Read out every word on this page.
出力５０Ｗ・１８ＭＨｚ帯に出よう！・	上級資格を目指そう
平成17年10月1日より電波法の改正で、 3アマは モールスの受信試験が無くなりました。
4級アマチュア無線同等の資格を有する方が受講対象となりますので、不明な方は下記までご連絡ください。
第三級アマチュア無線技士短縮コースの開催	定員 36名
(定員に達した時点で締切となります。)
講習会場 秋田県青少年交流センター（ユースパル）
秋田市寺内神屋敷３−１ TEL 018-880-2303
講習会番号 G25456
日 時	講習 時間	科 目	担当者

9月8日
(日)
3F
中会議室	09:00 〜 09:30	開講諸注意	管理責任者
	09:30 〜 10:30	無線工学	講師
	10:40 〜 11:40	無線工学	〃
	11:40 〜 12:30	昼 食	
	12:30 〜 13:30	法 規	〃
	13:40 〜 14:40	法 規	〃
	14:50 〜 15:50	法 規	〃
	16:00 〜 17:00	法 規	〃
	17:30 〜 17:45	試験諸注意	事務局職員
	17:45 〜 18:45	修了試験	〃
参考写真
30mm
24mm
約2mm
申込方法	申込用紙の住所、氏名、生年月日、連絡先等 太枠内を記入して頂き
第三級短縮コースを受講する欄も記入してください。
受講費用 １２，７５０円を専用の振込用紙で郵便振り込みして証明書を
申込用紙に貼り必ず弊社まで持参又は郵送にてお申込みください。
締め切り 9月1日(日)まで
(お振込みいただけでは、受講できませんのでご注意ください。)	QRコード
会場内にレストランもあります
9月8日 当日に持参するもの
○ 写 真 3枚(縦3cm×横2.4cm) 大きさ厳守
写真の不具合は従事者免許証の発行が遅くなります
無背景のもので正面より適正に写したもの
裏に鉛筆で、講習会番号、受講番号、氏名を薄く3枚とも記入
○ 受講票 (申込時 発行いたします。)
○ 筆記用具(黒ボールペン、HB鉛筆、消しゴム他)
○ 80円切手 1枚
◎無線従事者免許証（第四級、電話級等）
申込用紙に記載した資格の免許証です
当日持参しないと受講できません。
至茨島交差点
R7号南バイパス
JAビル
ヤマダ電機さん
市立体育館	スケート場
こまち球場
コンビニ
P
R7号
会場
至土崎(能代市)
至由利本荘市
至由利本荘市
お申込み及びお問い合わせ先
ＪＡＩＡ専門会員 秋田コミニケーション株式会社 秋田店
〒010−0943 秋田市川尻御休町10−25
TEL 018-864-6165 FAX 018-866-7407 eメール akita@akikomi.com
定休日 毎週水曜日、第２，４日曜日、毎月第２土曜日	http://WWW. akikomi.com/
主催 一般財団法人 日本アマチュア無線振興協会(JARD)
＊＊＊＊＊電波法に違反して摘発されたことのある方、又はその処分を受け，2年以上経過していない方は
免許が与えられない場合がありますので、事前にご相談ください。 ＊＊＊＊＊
* * *
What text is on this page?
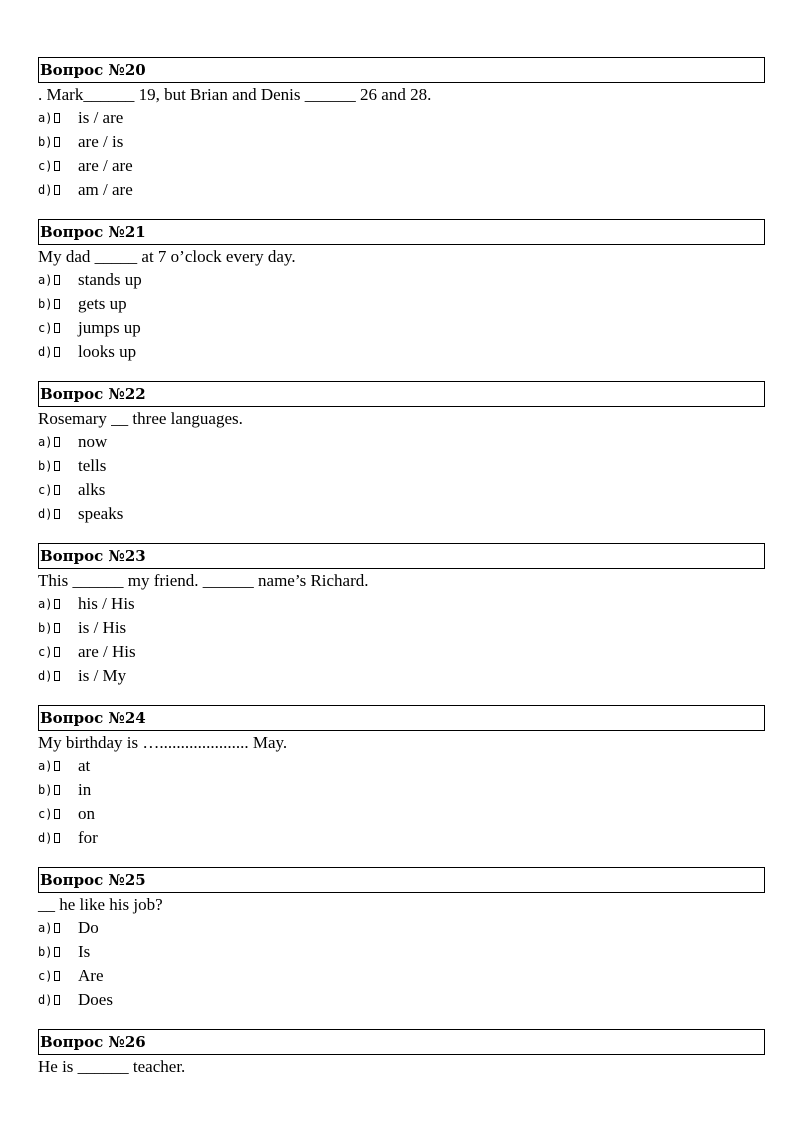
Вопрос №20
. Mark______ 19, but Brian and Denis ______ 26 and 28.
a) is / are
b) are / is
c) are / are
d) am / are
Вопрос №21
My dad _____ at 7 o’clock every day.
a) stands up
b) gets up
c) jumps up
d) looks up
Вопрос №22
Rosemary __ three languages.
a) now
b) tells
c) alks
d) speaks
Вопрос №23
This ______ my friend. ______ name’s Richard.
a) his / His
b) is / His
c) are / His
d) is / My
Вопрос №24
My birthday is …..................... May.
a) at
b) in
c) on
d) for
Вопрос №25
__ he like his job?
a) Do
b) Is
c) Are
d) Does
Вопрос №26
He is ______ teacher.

Problem to solve
Pick out every line holding the string "講習会番号" and return it.

Right answer
講習会番号 G25456
裏に鉛筆で、講習会番号、受講番号、氏名を薄く3枚とも記入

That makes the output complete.